▶ [EXERCISE AIM]: How many lines of the data hold the word "Points"? State the number and nothing else.

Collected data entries
--- Begin ---
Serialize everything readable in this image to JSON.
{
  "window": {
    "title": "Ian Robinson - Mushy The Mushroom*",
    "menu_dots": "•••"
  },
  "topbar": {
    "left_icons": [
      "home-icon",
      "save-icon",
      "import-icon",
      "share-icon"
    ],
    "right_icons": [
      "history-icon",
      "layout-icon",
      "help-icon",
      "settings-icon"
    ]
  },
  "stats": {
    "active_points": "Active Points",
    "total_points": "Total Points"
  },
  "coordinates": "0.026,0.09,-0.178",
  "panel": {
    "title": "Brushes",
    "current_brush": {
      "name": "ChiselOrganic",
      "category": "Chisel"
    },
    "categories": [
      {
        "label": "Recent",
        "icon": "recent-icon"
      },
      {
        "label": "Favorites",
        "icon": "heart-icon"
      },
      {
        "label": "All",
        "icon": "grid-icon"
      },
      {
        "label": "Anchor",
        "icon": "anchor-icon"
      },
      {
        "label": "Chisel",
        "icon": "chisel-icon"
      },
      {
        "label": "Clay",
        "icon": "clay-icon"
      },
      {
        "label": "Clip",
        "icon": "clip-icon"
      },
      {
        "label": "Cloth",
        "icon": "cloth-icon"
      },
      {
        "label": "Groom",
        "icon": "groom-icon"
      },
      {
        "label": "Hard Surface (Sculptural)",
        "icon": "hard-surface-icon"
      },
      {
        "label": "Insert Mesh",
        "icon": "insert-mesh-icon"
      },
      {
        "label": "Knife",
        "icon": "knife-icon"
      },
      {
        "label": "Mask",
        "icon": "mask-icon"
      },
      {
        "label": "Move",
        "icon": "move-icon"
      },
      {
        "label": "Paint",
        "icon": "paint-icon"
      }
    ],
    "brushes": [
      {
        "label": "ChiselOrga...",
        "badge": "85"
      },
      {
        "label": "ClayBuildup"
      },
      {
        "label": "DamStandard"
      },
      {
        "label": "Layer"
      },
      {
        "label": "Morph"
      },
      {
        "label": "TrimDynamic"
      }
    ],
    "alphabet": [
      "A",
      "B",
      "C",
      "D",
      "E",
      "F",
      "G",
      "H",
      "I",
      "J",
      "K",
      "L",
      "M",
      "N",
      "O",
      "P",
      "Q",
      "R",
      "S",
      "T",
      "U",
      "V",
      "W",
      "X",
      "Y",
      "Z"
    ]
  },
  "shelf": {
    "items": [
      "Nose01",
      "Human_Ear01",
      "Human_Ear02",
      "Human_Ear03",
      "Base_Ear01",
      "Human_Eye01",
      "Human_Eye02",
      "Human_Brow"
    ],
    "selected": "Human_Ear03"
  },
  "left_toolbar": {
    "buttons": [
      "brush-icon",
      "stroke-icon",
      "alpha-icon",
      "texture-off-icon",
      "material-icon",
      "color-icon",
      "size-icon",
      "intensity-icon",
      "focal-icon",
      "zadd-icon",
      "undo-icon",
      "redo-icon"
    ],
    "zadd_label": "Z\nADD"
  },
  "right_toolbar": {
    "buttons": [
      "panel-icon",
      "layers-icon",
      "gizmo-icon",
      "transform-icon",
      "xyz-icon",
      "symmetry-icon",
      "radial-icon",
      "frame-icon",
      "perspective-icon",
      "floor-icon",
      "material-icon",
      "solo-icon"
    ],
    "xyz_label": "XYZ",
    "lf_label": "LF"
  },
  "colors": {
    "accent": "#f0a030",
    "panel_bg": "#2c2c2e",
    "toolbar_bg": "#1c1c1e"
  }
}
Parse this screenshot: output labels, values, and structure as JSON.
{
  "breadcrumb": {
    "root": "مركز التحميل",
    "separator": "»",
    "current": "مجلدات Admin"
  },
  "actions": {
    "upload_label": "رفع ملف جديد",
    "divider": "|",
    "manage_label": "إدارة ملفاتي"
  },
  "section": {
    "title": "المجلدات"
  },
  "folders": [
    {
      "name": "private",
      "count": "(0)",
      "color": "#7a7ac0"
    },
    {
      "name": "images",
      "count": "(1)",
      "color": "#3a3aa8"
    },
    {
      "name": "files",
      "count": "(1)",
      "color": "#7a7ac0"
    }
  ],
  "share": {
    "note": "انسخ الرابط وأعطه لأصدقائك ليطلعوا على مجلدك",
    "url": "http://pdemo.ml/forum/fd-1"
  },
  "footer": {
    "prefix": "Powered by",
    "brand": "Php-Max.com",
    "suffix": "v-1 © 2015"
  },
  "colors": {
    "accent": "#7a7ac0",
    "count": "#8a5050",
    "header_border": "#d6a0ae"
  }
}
--- End ---
▶ [TASK RESULT]: 2